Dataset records
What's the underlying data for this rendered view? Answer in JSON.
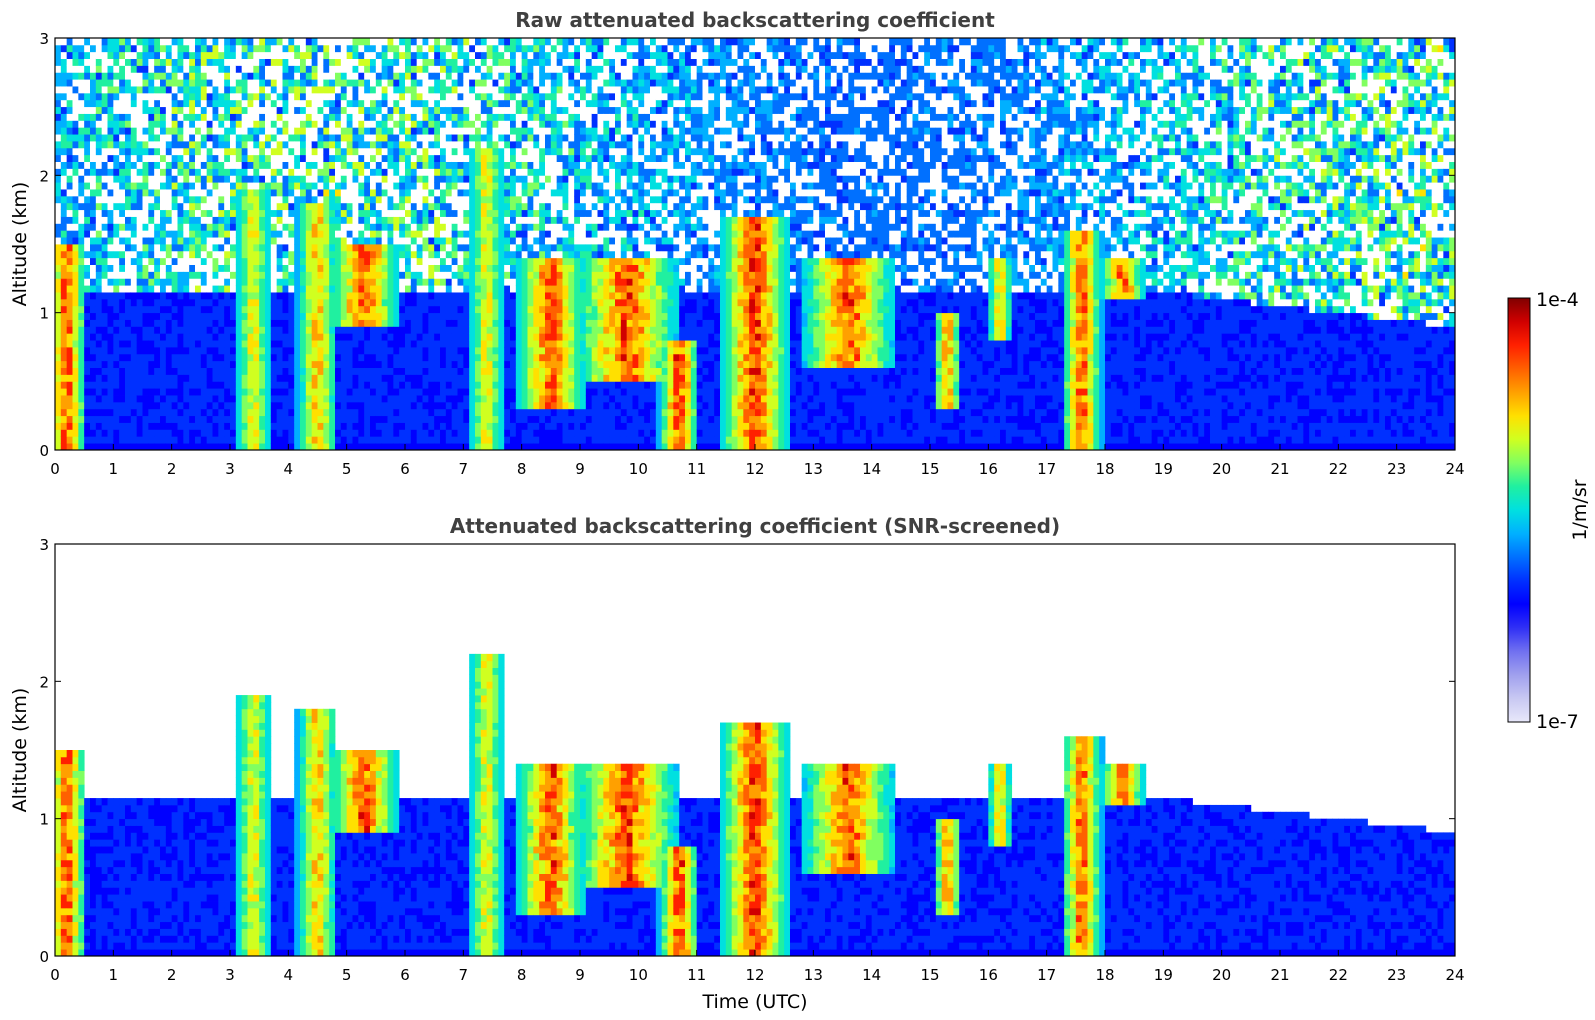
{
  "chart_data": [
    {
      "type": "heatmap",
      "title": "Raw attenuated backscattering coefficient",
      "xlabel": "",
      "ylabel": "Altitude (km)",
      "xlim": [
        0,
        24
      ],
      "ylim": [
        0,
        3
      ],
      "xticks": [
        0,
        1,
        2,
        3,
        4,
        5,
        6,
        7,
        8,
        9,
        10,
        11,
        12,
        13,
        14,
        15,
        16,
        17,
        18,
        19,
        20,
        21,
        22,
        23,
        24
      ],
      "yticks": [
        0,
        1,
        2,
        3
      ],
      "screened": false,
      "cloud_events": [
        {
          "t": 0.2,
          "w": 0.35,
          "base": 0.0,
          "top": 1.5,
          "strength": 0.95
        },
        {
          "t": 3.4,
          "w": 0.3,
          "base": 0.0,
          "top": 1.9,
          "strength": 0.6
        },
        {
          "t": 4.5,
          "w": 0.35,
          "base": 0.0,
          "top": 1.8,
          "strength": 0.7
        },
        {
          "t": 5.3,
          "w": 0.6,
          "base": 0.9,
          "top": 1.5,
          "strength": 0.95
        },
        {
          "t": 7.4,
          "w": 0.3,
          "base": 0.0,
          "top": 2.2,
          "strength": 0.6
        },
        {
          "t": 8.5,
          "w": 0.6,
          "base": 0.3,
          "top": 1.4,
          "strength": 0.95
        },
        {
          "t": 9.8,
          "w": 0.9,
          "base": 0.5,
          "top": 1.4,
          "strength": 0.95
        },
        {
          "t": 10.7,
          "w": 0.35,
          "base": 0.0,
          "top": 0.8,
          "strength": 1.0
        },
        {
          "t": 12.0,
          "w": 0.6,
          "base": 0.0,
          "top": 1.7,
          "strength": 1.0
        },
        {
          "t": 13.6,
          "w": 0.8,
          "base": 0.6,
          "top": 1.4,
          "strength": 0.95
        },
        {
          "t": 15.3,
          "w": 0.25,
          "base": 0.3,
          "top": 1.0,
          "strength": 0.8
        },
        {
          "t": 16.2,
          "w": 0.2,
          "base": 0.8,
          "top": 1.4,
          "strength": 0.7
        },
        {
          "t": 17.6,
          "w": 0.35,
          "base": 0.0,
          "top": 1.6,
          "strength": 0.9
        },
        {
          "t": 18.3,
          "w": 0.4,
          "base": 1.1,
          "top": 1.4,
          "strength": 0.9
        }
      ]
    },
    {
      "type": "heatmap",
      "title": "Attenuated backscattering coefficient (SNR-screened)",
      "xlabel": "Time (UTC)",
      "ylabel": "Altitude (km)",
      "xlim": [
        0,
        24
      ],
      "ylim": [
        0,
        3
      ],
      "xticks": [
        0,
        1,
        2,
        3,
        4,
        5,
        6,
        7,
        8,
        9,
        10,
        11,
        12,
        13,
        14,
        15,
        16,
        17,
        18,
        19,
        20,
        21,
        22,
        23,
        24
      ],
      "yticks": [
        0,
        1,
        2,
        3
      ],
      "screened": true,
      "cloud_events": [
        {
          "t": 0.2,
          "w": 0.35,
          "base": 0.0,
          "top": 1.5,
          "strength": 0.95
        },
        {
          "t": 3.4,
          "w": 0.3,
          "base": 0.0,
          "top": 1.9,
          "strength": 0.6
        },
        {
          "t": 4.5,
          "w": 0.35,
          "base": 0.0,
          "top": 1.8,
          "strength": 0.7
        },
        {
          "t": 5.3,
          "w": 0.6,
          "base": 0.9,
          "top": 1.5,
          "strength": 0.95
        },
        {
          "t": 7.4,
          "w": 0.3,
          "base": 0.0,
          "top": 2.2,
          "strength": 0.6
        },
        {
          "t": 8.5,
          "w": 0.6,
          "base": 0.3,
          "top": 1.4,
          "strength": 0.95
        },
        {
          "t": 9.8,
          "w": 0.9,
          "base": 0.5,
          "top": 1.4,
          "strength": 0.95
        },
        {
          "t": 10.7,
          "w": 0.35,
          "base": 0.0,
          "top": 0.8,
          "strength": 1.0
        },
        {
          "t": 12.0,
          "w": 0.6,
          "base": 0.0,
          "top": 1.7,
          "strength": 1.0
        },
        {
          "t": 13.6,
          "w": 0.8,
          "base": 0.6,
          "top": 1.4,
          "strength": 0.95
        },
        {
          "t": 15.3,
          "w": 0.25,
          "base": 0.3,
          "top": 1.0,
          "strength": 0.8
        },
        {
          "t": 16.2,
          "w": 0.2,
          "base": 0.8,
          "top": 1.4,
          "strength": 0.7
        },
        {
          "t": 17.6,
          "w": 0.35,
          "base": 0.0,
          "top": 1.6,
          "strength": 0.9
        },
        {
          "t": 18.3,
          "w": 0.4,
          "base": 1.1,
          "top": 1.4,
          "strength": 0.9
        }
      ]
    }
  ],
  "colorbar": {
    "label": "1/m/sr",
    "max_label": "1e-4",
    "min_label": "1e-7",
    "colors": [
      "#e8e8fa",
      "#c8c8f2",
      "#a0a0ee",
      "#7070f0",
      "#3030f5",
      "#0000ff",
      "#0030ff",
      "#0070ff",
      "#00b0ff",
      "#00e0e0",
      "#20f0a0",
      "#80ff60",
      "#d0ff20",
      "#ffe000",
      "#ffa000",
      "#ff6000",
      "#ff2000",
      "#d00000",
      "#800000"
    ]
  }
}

YOUR OBJECTIVE: From the records given above, copy all lines containing "screened".

THE RESPONSE:
      "screened": false,
      "title": "Attenuated backscattering coefficient (SNR-screened)",
      "screened": true,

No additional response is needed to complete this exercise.